Exercise instructions:
Search the records for "annunciators". Copy every line where it appears.

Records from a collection
++++++++
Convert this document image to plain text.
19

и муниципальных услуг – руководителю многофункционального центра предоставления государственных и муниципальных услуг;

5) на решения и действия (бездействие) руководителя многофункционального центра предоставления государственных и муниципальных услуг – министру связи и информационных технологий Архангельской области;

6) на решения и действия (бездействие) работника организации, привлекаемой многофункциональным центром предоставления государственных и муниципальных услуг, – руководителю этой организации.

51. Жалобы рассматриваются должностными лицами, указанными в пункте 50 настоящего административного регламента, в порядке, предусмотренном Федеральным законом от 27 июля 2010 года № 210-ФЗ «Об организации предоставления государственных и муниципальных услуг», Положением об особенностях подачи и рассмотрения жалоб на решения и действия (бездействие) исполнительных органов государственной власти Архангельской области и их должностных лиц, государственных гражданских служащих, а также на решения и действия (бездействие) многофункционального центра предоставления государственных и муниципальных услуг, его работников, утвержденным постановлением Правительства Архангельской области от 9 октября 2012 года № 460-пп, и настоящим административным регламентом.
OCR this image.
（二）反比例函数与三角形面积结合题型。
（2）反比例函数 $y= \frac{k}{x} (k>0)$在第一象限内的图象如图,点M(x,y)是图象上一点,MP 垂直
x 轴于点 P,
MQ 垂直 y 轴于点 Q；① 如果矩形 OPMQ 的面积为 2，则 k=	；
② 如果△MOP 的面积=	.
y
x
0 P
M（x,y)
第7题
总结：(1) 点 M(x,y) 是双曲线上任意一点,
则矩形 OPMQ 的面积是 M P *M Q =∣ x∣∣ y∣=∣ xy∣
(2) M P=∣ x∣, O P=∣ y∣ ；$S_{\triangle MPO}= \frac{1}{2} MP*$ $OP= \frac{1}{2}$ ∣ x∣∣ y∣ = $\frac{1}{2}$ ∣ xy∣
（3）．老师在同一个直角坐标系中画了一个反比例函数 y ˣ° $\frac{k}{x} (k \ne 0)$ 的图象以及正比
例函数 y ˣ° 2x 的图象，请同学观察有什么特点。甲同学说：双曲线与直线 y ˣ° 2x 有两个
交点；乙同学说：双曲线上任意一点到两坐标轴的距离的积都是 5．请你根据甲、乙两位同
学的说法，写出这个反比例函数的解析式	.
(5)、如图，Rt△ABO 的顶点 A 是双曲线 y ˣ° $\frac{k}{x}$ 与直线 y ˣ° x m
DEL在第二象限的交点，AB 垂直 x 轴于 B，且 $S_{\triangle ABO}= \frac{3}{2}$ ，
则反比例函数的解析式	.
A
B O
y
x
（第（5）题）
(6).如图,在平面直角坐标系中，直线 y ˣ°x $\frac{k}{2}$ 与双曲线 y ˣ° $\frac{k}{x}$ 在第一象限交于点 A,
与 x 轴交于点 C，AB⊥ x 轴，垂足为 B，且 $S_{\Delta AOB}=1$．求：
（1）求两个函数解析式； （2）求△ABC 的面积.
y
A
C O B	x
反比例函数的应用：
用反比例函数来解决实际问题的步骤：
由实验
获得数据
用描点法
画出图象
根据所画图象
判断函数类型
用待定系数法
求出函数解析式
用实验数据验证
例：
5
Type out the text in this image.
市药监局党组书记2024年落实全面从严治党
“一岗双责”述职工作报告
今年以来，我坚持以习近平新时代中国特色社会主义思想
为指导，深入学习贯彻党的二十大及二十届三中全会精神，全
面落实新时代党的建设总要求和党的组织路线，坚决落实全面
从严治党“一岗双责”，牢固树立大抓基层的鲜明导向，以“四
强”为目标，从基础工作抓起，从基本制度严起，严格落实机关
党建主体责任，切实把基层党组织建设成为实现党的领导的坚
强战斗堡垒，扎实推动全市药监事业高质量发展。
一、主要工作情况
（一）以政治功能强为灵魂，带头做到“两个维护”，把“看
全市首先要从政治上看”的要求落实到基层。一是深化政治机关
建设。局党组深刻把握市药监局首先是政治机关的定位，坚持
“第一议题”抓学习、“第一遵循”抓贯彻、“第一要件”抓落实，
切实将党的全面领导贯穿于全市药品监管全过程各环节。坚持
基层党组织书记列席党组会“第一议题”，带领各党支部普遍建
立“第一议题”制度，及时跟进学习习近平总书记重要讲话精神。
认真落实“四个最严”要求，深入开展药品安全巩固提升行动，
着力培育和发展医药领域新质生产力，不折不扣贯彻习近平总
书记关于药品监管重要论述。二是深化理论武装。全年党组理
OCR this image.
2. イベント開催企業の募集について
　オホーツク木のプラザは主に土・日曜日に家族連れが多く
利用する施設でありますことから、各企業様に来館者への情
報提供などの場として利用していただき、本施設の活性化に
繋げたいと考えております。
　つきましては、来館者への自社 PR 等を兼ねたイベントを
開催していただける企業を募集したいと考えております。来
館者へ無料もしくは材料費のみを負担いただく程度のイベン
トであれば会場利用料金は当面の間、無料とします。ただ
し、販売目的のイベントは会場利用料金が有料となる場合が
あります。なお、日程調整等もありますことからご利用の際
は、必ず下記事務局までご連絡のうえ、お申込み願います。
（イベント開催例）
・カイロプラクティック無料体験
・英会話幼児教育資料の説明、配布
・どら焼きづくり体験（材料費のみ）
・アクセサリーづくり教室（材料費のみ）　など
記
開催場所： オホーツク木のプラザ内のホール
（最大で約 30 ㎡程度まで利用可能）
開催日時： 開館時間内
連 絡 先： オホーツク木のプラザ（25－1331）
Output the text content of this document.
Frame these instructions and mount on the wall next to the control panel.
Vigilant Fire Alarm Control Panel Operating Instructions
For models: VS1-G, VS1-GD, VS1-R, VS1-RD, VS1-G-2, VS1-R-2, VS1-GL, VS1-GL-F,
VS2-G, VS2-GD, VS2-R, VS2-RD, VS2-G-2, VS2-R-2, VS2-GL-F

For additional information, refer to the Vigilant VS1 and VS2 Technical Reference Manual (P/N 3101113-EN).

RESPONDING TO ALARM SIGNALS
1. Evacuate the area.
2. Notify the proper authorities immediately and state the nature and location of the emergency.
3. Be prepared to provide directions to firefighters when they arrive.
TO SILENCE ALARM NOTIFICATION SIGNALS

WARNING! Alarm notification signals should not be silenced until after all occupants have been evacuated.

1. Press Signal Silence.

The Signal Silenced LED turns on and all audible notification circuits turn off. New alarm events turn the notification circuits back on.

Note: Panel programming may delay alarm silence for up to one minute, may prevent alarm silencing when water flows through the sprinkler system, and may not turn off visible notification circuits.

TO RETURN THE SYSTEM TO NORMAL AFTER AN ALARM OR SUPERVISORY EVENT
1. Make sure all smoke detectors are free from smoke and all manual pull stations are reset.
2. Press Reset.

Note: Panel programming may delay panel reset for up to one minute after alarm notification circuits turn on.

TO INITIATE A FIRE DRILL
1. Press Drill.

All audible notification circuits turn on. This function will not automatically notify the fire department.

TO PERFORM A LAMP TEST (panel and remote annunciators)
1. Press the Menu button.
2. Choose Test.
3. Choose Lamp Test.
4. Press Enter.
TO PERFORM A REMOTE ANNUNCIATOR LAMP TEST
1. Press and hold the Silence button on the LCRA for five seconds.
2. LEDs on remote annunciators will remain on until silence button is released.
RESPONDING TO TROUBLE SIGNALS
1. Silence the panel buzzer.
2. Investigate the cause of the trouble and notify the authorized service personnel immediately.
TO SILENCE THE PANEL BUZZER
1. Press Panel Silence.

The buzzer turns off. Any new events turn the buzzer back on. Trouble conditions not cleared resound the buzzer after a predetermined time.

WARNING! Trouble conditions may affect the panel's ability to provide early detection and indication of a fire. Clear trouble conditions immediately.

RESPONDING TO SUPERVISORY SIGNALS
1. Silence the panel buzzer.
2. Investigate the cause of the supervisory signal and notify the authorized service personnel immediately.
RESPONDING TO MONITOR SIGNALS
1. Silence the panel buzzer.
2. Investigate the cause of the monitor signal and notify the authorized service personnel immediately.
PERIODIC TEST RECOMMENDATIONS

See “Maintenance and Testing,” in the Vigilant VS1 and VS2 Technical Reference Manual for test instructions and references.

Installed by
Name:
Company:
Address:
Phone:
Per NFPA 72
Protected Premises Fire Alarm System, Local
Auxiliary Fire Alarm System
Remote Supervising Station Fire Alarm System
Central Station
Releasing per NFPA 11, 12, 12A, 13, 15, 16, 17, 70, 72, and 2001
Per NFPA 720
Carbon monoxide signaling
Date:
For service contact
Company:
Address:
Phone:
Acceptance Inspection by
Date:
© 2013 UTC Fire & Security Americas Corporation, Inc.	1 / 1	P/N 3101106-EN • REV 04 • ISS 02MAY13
++++++++
Completed task:
TO PERFORM A LAMP TEST (panel and remote annunciators)
2. LEDs on remote annunciators will remain on until silence button is released.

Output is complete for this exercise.